From the listing below, copy every line with the word "document".

*Extracted records:*
━━━━━━━━━━

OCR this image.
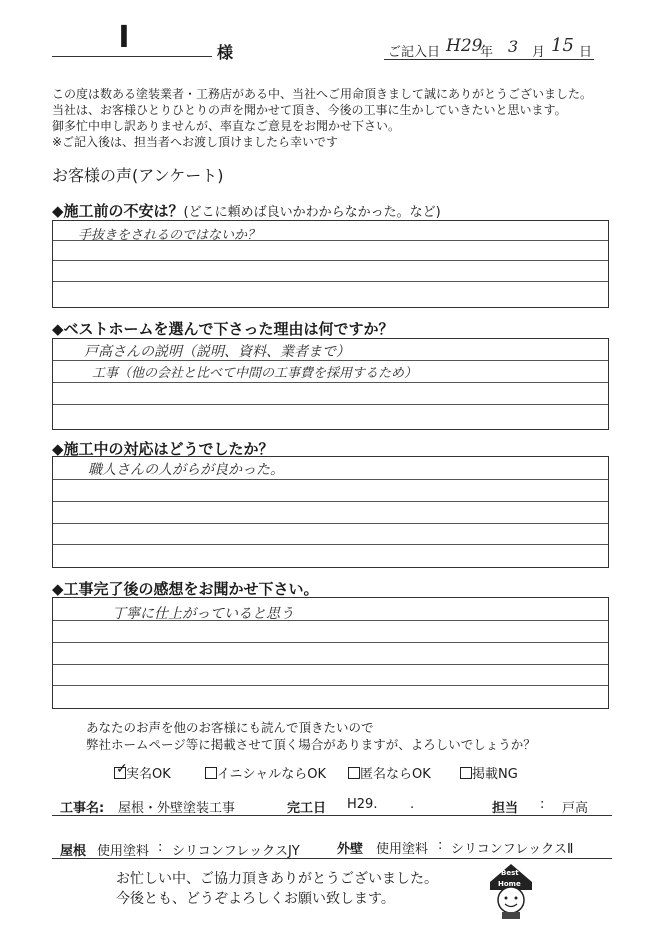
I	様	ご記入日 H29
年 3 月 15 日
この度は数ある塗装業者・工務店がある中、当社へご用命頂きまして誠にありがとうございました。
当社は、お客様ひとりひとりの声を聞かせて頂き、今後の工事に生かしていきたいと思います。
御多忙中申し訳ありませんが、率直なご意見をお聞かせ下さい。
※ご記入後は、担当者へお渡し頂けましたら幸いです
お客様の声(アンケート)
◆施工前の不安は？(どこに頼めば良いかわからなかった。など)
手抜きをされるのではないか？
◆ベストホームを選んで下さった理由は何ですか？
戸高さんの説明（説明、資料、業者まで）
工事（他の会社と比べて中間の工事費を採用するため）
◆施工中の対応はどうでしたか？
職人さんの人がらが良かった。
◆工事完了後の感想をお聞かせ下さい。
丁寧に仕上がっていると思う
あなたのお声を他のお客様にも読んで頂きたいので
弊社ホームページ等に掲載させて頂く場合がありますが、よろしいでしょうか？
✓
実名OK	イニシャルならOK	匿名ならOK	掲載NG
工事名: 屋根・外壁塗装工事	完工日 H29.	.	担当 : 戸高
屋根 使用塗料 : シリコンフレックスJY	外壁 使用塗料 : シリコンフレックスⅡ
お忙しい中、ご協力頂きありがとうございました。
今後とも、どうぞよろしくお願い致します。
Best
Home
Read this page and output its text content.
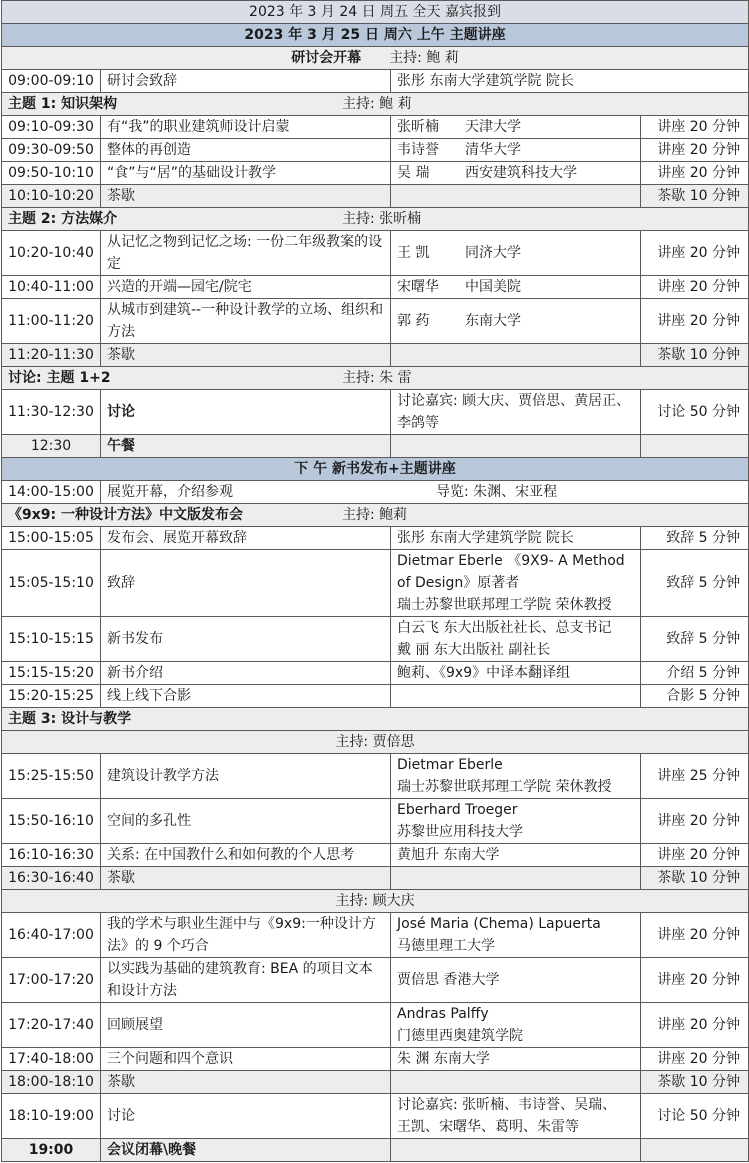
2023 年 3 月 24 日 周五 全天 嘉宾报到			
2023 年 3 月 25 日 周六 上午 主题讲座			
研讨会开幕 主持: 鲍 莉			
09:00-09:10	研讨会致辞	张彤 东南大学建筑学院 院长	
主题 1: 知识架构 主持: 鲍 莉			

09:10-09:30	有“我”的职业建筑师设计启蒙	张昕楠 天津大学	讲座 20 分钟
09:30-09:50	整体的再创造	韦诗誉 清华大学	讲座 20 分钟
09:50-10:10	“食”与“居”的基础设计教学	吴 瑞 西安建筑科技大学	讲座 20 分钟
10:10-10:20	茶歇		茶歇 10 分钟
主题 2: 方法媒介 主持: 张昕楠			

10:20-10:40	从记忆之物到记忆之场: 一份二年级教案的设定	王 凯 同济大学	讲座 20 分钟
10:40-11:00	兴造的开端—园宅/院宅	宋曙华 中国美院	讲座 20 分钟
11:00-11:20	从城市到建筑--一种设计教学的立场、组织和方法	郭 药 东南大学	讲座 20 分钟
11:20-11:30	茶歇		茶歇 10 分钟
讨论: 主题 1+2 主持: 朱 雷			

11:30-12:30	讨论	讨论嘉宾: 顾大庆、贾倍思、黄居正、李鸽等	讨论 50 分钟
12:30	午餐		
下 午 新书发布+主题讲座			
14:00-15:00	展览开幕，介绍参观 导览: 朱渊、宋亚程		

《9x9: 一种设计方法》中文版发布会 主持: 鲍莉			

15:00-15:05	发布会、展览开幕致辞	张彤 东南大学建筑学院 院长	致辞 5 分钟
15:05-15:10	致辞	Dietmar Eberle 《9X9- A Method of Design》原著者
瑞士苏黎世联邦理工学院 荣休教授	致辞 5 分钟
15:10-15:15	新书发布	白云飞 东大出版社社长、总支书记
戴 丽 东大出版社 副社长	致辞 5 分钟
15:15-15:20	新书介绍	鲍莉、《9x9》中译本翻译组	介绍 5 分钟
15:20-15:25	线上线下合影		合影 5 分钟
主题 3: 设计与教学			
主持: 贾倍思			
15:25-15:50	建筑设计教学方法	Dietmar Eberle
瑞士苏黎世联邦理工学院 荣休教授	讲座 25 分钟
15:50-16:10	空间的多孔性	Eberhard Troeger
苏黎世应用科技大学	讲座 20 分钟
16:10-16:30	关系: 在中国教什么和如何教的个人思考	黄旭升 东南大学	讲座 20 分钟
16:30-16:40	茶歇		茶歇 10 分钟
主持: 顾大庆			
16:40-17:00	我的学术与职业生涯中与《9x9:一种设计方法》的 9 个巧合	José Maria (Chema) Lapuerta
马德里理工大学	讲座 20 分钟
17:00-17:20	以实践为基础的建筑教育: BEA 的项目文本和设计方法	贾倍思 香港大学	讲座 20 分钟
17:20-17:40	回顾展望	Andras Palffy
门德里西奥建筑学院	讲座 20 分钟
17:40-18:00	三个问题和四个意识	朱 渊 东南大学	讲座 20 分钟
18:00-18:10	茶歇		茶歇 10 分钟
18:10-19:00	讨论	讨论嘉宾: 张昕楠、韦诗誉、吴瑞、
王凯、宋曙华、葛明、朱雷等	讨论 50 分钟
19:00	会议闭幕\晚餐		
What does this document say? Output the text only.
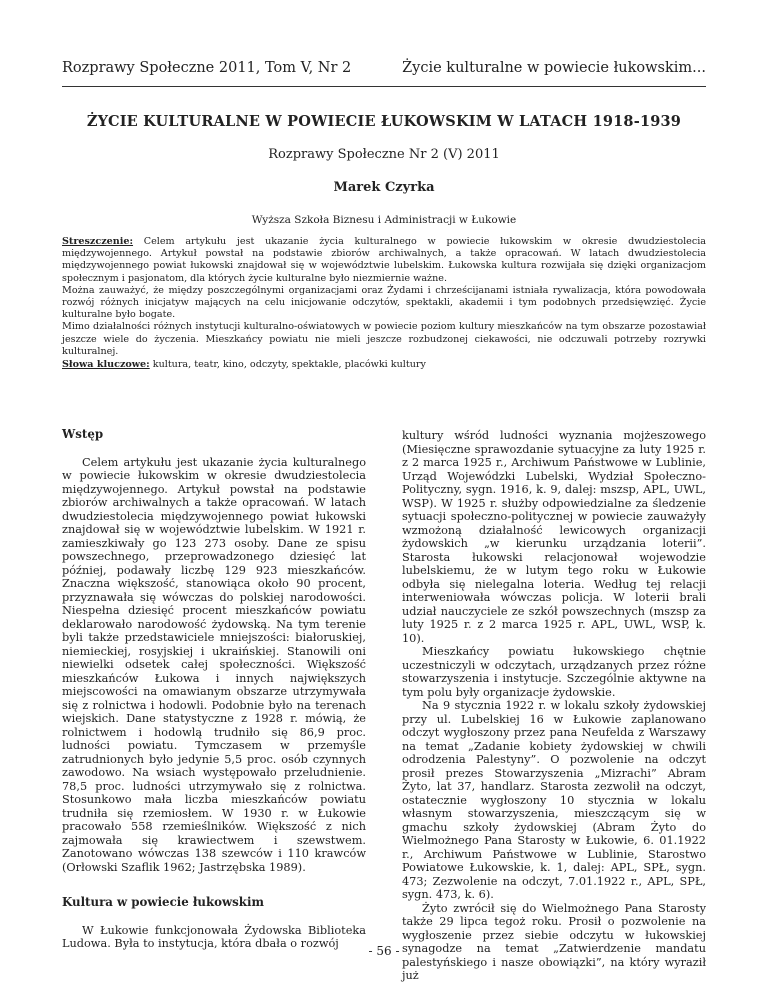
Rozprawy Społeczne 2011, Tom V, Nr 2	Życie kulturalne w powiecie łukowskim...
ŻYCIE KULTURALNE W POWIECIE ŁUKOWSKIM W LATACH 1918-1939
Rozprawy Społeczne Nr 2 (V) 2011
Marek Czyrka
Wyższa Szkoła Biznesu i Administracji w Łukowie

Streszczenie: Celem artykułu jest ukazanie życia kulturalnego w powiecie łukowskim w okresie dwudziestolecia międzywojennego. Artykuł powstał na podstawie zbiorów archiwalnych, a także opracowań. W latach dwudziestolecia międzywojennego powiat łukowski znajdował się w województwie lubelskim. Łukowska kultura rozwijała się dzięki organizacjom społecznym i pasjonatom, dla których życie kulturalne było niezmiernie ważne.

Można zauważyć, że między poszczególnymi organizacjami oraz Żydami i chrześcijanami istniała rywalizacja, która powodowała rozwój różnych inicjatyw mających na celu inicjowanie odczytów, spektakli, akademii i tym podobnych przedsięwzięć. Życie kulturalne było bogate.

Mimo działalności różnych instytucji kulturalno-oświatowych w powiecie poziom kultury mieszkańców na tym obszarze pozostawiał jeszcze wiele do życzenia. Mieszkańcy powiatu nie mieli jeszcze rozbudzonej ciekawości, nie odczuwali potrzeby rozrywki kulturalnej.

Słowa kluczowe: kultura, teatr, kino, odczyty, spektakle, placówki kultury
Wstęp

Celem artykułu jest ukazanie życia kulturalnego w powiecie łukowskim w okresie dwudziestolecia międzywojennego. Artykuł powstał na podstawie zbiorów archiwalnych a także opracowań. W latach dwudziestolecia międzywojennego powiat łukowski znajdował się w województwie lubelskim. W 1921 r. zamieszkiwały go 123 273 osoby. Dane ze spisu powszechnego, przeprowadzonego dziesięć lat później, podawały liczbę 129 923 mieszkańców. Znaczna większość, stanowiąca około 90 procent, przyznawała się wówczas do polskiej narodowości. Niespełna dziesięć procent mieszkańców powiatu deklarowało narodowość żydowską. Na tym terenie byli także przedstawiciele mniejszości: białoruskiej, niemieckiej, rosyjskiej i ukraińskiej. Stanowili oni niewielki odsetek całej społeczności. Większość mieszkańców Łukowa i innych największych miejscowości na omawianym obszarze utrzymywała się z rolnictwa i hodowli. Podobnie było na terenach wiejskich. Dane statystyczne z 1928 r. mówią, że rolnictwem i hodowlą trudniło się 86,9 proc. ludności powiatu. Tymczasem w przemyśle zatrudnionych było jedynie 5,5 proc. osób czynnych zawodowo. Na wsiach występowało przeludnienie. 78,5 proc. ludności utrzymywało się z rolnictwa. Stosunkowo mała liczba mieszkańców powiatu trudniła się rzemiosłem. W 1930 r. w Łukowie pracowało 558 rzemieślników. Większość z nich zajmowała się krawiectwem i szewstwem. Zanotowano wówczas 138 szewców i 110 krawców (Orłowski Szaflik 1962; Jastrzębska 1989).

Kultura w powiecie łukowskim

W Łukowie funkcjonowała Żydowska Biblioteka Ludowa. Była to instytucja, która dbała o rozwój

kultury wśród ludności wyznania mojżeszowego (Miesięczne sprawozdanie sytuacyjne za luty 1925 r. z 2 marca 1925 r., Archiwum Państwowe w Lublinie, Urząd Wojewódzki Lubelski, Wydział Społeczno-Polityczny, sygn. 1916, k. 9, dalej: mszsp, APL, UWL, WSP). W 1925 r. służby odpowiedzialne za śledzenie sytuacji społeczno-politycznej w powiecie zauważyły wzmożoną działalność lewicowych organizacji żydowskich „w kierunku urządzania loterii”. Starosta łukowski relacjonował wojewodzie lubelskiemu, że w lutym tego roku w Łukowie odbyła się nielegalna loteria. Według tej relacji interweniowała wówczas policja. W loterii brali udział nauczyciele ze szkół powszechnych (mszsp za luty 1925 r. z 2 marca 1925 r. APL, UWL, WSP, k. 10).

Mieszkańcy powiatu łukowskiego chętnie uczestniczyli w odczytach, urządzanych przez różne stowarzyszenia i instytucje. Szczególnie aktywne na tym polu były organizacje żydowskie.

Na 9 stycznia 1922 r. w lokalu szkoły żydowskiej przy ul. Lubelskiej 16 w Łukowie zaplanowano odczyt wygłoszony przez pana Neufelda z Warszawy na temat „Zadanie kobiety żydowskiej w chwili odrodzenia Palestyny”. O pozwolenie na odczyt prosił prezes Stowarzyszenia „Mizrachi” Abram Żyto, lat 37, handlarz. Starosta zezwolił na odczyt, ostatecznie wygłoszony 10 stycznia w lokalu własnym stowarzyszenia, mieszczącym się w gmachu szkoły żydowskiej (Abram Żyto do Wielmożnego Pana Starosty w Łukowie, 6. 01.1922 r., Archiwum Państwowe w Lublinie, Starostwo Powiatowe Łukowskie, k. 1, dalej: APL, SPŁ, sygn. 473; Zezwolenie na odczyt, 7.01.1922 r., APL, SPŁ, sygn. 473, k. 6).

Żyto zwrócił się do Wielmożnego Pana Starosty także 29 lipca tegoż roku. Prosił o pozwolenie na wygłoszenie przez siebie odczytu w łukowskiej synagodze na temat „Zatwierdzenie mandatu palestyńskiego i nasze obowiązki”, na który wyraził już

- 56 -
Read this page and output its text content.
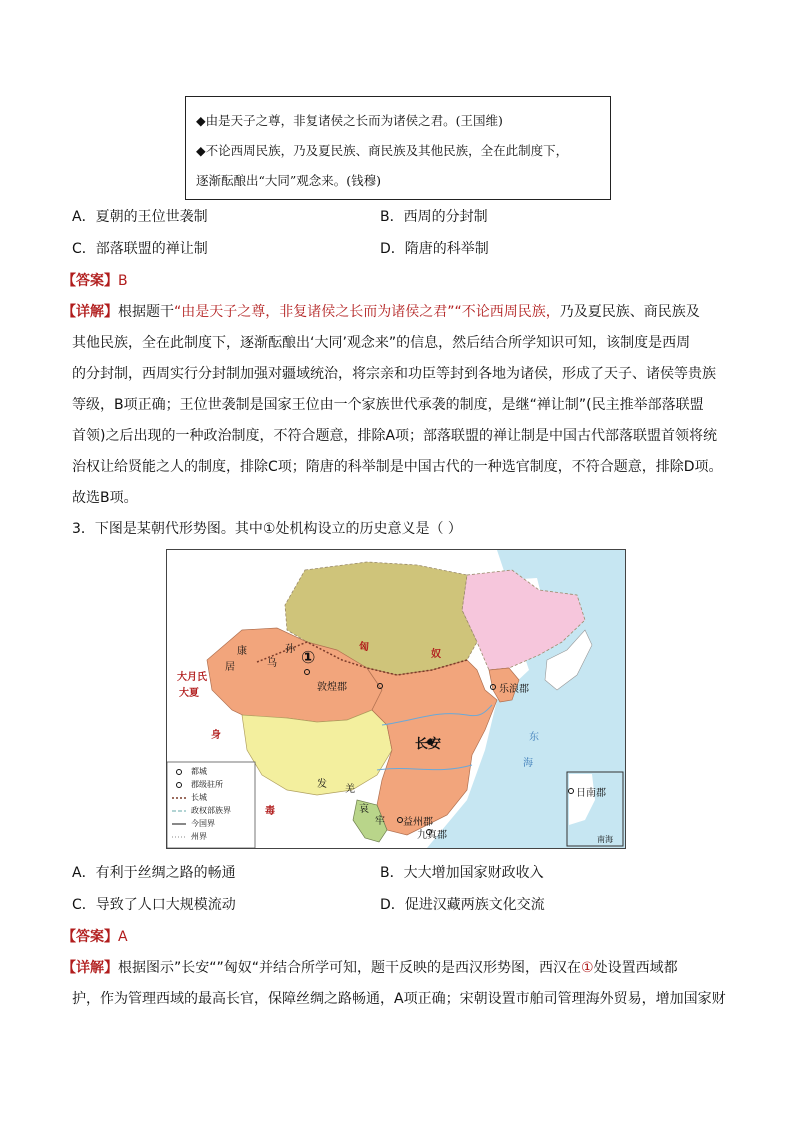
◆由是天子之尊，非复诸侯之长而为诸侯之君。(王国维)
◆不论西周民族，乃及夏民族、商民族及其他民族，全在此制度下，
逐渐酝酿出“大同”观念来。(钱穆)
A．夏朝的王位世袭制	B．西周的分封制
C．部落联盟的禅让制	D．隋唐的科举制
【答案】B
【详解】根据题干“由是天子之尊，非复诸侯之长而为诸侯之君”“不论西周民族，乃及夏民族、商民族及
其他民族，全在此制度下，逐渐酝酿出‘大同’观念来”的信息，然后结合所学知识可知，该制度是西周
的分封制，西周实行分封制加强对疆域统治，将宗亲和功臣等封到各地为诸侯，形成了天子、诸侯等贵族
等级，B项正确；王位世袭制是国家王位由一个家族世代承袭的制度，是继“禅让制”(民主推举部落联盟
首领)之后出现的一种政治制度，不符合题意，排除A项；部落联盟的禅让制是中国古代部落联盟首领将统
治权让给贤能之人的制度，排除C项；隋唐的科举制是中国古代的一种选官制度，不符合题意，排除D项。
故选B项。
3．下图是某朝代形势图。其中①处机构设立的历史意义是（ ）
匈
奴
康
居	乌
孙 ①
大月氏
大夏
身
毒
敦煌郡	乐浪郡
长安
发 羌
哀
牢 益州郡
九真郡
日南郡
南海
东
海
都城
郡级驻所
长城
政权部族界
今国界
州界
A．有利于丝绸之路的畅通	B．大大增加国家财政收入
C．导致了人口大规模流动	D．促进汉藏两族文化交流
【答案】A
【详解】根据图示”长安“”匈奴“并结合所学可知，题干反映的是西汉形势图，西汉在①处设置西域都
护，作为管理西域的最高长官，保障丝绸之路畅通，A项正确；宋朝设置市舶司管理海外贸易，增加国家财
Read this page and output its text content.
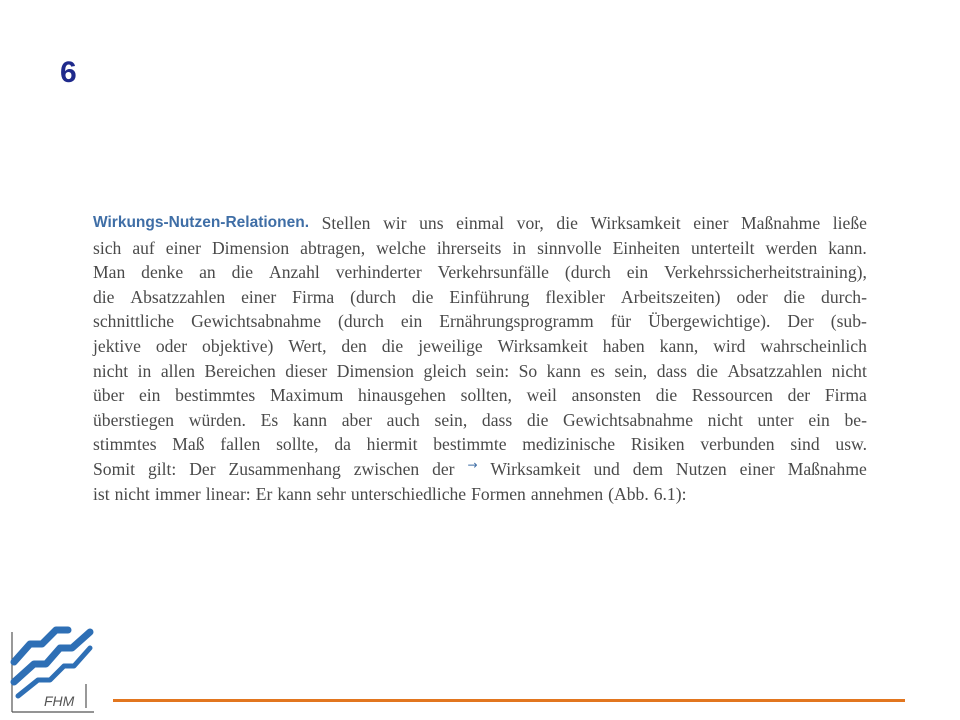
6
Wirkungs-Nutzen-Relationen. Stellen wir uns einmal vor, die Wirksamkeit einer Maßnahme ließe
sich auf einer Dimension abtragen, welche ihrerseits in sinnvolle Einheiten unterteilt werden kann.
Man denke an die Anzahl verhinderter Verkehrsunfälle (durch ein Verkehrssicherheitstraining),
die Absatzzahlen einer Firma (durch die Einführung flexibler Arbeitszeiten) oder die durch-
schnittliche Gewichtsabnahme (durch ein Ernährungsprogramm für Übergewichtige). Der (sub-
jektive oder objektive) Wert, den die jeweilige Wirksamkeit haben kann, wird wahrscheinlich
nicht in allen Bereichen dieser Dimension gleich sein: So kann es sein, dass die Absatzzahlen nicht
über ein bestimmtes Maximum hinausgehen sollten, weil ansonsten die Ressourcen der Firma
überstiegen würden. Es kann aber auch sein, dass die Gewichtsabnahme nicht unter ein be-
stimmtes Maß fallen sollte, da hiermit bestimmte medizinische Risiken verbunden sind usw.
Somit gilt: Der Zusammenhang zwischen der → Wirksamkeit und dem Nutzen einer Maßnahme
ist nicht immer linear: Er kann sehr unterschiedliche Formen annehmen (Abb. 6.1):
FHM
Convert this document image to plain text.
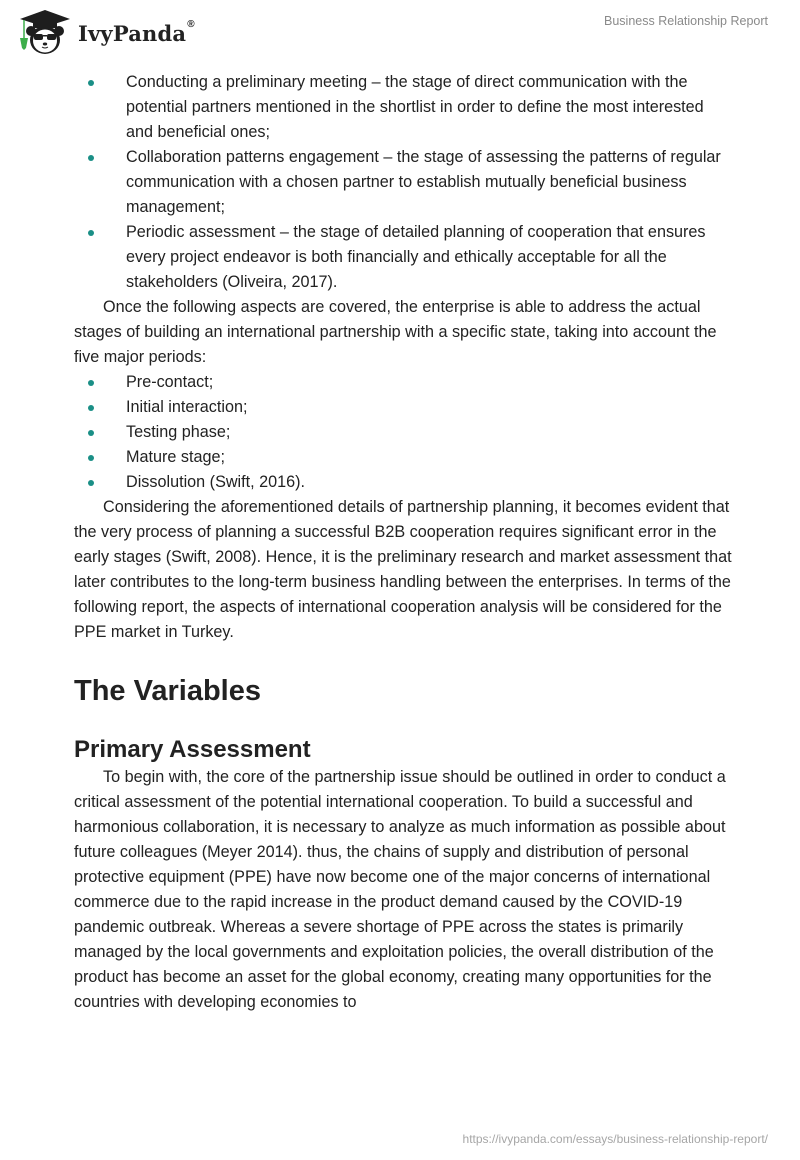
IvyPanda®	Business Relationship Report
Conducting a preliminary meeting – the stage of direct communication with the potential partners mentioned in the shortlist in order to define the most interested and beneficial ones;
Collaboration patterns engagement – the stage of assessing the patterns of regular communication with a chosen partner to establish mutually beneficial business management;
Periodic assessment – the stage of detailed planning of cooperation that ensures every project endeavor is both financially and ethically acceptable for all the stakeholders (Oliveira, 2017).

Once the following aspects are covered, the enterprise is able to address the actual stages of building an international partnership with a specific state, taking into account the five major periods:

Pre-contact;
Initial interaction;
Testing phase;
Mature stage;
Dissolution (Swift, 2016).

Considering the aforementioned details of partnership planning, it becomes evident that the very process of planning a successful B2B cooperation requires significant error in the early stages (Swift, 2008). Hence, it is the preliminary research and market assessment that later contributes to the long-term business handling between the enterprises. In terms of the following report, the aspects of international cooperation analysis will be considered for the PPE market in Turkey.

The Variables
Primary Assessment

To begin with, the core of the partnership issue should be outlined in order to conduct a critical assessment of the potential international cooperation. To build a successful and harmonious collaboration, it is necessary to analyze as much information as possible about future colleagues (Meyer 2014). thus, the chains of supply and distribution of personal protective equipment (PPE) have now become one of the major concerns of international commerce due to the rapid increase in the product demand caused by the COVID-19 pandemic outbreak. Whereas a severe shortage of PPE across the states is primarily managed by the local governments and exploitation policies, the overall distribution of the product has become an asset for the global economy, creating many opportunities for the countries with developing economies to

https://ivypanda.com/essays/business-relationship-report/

━━━━━━━━━━

*Solution for this exercise:*
What does this document say? Output the text only.
Convert this document image to plain text.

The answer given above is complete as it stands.